Data listing:
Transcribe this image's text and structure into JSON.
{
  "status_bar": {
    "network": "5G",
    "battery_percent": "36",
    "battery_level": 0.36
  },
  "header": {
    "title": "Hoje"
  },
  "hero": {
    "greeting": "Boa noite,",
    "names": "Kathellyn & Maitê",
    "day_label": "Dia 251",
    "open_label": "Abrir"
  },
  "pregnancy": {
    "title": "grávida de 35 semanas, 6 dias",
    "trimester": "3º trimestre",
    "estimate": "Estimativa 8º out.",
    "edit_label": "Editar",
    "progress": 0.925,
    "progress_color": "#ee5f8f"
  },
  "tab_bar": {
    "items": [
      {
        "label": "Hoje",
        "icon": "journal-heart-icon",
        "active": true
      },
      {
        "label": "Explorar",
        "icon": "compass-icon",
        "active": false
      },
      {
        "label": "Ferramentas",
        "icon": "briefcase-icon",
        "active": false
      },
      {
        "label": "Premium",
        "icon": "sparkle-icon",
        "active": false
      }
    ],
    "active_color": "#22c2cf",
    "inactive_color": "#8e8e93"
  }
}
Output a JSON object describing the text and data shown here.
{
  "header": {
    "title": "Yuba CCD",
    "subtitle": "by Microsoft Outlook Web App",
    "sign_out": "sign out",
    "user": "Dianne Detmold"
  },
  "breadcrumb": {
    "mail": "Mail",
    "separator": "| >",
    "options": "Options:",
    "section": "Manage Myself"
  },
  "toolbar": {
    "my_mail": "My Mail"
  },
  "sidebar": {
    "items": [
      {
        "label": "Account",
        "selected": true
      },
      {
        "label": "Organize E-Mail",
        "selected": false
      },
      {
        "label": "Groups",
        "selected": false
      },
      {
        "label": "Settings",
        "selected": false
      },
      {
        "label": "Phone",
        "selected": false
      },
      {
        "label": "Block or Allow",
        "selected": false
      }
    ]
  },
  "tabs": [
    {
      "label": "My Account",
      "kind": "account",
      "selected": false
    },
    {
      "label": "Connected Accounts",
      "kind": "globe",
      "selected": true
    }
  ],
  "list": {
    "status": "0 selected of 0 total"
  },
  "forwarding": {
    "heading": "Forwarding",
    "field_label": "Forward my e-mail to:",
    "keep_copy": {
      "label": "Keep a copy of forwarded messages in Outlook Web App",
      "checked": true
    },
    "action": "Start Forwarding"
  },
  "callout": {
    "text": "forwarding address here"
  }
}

Instructions for the task: Copy every line from the entries that contains the word "icon".

Written solution:
        "icon": "journal-heart-icon",
        "icon": "compass-icon",
        "icon": "briefcase-icon",
        "icon": "sparkle-icon",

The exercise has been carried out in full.